Extracted entries.
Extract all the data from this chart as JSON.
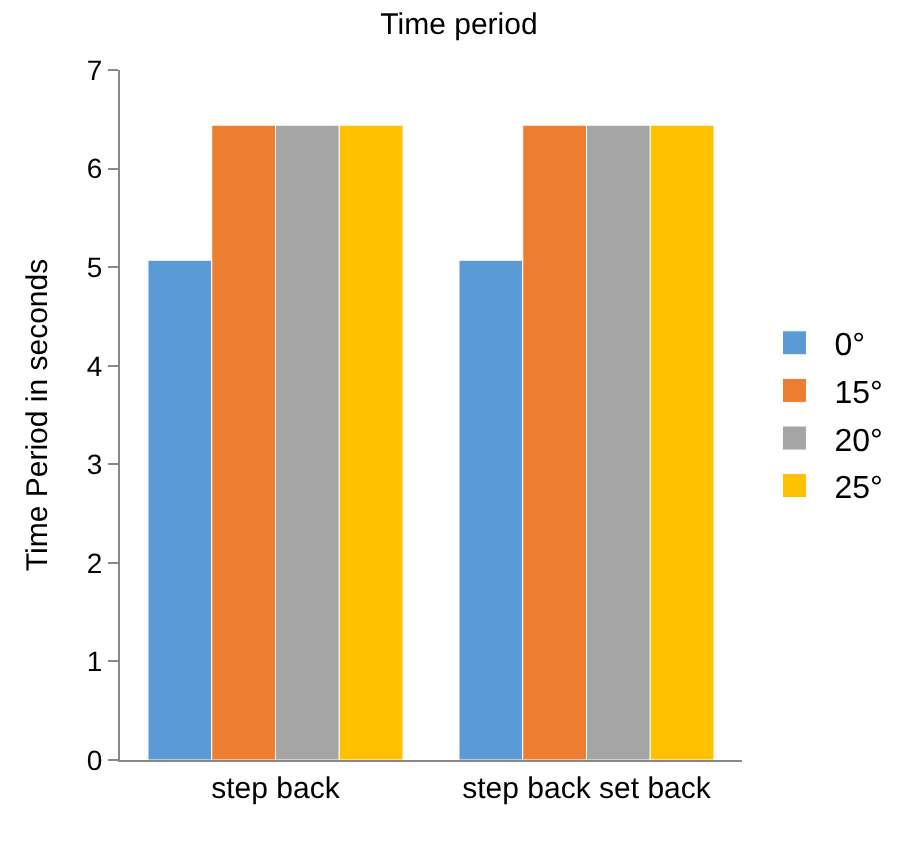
{
  "chart_data": {
    "type": "bar",
    "title": "Time period",
    "ylabel": "Time Period in seconds",
    "categories": [
      "step back",
      "step back set back"
    ],
    "series": [
      {
        "name": "0°",
        "color": "#5b9bd5",
        "values": [
          5.07,
          5.07
        ]
      },
      {
        "name": "15°",
        "color": "#ed7d31",
        "values": [
          6.44,
          6.44
        ]
      },
      {
        "name": "20°",
        "color": "#a5a5a5",
        "values": [
          6.44,
          6.44
        ]
      },
      {
        "name": "25°",
        "color": "#ffc000",
        "values": [
          6.44,
          6.44
        ]
      }
    ],
    "ylim": [
      0,
      7
    ],
    "yticks": [
      0,
      1,
      2,
      3,
      4,
      5,
      6,
      7
    ],
    "grid": false,
    "legend": "right"
  }
}
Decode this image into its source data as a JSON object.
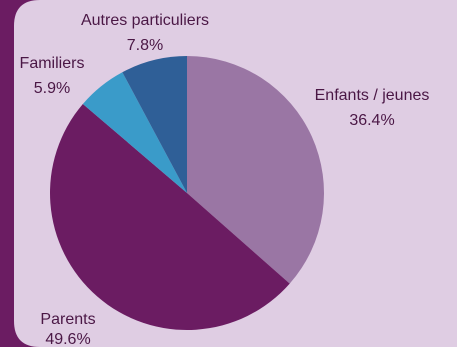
{
  "chart_data": {
    "type": "pie",
    "title": "",
    "start_angle_deg": 0,
    "direction": "clockwise",
    "slices": [
      {
        "label": "Enfants / jeunes",
        "value": 36.4,
        "display": "36.4%",
        "color": "#9a76a4"
      },
      {
        "label": "Parents",
        "value": 49.6,
        "display": "49.6%",
        "color": "#6b1c62"
      },
      {
        "label": "Familiers",
        "value": 5.9,
        "display": "5.9%",
        "color": "#3a9bc9"
      },
      {
        "label": "Autres particuliers",
        "value": 7.8,
        "display": "7.8%",
        "color": "#2f5f97"
      }
    ]
  },
  "colors": {
    "outer_background": "#6b1c62",
    "panel_background": "#dfcde3",
    "label_text": "#4a1745"
  }
}
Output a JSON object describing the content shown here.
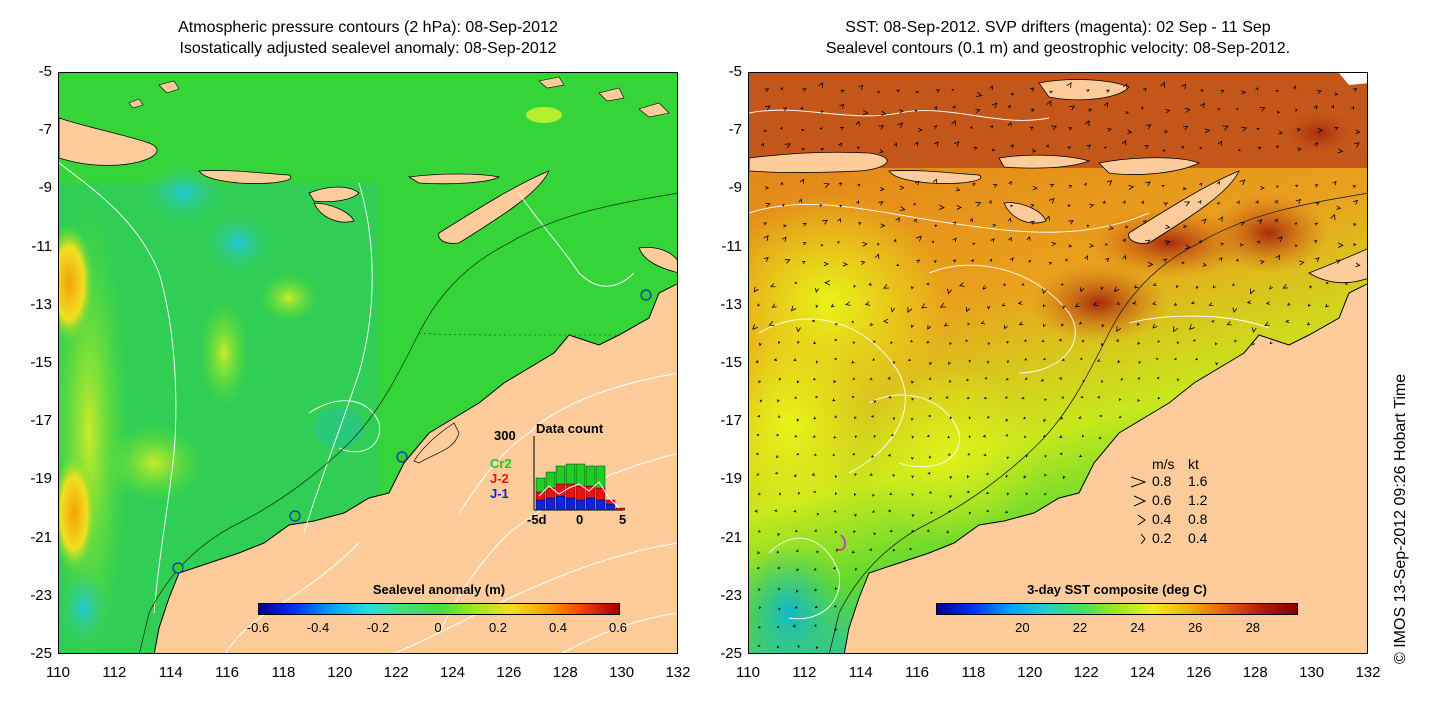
{
  "left_panel": {
    "title_line1": "Atmospheric pressure contours (2 hPa): 08-Sep-2012",
    "title_line2": "Isostatically adjusted sealevel anomaly: 08-Sep-2012",
    "y_ticks": [
      "-5",
      "-7",
      "-9",
      "-11",
      "-13",
      "-15",
      "-17",
      "-19",
      "-21",
      "-23",
      "-25"
    ],
    "x_ticks": [
      "110",
      "112",
      "114",
      "116",
      "118",
      "120",
      "122",
      "124",
      "126",
      "128",
      "130",
      "132"
    ],
    "colorbar": {
      "title": "Sealevel anomaly (m)",
      "ticks": [
        "-0.6",
        "-0.4",
        "-0.2",
        "0",
        "0.2",
        "0.4",
        "0.6"
      ]
    },
    "inset": {
      "title": "Data count",
      "y_max": "300",
      "series": [
        "Cr2",
        "J-2",
        "J-1"
      ],
      "series_colors": [
        "#22cc22",
        "#ee1111",
        "#1122dd"
      ],
      "x_ticks": [
        "-5d",
        "0",
        "5"
      ]
    }
  },
  "right_panel": {
    "title_line1": "SST: 08-Sep-2012. SVP drifters (magenta): 02 Sep - 11 Sep",
    "title_line2": "Sealevel contours (0.1 m) and geostrophic velocity: 08-Sep-2012.",
    "y_ticks": [
      "-5",
      "-7",
      "-9",
      "-11",
      "-13",
      "-15",
      "-17",
      "-19",
      "-21",
      "-23",
      "-25"
    ],
    "x_ticks": [
      "110",
      "112",
      "114",
      "116",
      "118",
      "120",
      "122",
      "124",
      "126",
      "128",
      "130",
      "132"
    ],
    "colorbar": {
      "title": "3-day SST composite (deg C)",
      "ticks": [
        "20",
        "22",
        "24",
        "26",
        "28"
      ]
    },
    "velocity_legend": {
      "header_ms": "m/s",
      "header_kt": "kt",
      "rows": [
        {
          "ms": "0.8",
          "kt": "1.6"
        },
        {
          "ms": "0.6",
          "kt": "1.2"
        },
        {
          "ms": "0.4",
          "kt": "0.8"
        },
        {
          "ms": "0.2",
          "kt": "0.4"
        }
      ]
    }
  },
  "copyright": "© IMOS 13-Sep-2012 09:26 Hobart Time",
  "colors": {
    "land": "#fdcc9a",
    "sla_green": "#33dd33",
    "sst_orange": "#e88a1a",
    "sst_red": "#b8320c",
    "sst_yellow": "#d8f21a"
  }
}
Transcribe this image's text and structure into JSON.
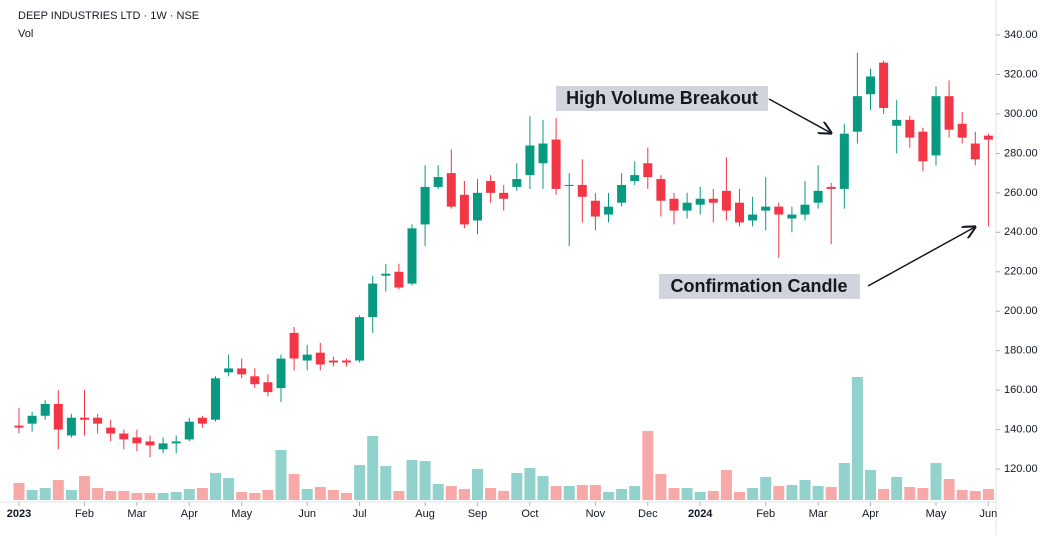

Request.
Skip the images and write out the rest of the listing exactly.

Worked solution.
Extract all the data from this chart as JSON.
{
  "chart_data": {
    "type": "bar",
    "title": "Time period",
    "ylabel": "Time Period in seconds",
    "categories": [
      "step back",
      "step back set back"
    ],
    "series": [
      {
        "name": "0°",
        "color": "#5b9bd5",
        "values": [
          5.07,
          5.07
        ]
      },
      {
        "name": "15°",
        "color": "#ed7d31",
        "values": [
          6.44,
          6.44
        ]
      },
      {
        "name": "20°",
        "color": "#a5a5a5",
        "values": [
          6.44,
          6.44
        ]
      },
      {
        "name": "25°",
        "color": "#ffc000",
        "values": [
          6.44,
          6.44
        ]
      }
    ],
    "ylim": [
      0,
      7
    ],
    "yticks": [
      0,
      1,
      2,
      3,
      4,
      5,
      6,
      7
    ],
    "grid": false,
    "legend": "right"
  }
}
Decode this image into its source data as a JSON object.
{
  "chart_data": {
    "type": "pie",
    "title": "",
    "start_angle_deg": 0,
    "direction": "clockwise",
    "slices": [
      {
        "label": "Enfants / jeunes",
        "value": 36.4,
        "display": "36.4%",
        "color": "#9a76a4"
      },
      {
        "label": "Parents",
        "value": 49.6,
        "display": "49.6%",
        "color": "#6b1c62"
      },
      {
        "label": "Familiers",
        "value": 5.9,
        "display": "5.9%",
        "color": "#3a9bc9"
      },
      {
        "label": "Autres particuliers",
        "value": 7.8,
        "display": "7.8%",
        "color": "#2f5f97"
      }
    ]
  },
  "colors": {
    "outer_background": "#6b1c62",
    "panel_background": "#dfcde3",
    "label_text": "#4a1745"
  }
}
Output a JSON object describing the content shown here.
{
  "left_panel": {
    "title_line1": "Atmospheric pressure contours (2 hPa): 08-Sep-2012",
    "title_line2": "Isostatically adjusted sealevel anomaly: 08-Sep-2012",
    "y_ticks": [
      "-5",
      "-7",
      "-9",
      "-11",
      "-13",
      "-15",
      "-17",
      "-19",
      "-21",
      "-23",
      "-25"
    ],
    "x_ticks": [
      "110",
      "112",
      "114",
      "116",
      "118",
      "120",
      "122",
      "124",
      "126",
      "128",
      "130",
      "132"
    ],
    "colorbar": {
      "title": "Sealevel anomaly (m)",
      "ticks": [
        "-0.6",
        "-0.4",
        "-0.2",
        "0",
        "0.2",
        "0.4",
        "0.6"
      ]
    },
    "inset": {
      "title": "Data count",
      "y_max": "300",
      "series": [
        "Cr2",
        "J-2",
        "J-1"
      ],
      "series_colors": [
        "#22cc22",
        "#ee1111",
        "#1122dd"
      ],
      "x_ticks": [
        "-5d",
        "0",
        "5"
      ]
    }
  },
  "right_panel": {
    "title_line1": "SST: 08-Sep-2012. SVP drifters (magenta): 02 Sep - 11 Sep",
    "title_line2": "Sealevel contours (0.1 m) and geostrophic velocity: 08-Sep-2012.",
    "y_ticks": [
      "-5",
      "-7",
      "-9",
      "-11",
      "-13",
      "-15",
      "-17",
      "-19",
      "-21",
      "-23",
      "-25"
    ],
    "x_ticks": [
      "110",
      "112",
      "114",
      "116",
      "118",
      "120",
      "122",
      "124",
      "126",
      "128",
      "130",
      "132"
    ],
    "colorbar": {
      "title": "3-day SST composite (deg C)",
      "ticks": [
        "20",
        "22",
        "24",
        "26",
        "28"
      ]
    },
    "velocity_legend": {
      "header_ms": "m/s",
      "header_kt": "kt",
      "rows": [
        {
          "ms": "0.8",
          "kt": "1.6"
        },
        {
          "ms": "0.6",
          "kt": "1.2"
        },
        {
          "ms": "0.4",
          "kt": "0.8"
        },
        {
          "ms": "0.2",
          "kt": "0.4"
        }
      ]
    }
  },
  "copyright": "© IMOS 13-Sep-2012 09:26 Hobart Time",
  "colors": {
    "land": "#fdcc9a",
    "sla_green": "#33dd33",
    "sst_orange": "#e88a1a",
    "sst_red": "#b8320c",
    "sst_yellow": "#d8f21a"
  }
}
Transcribe this image's text and structure into JSON.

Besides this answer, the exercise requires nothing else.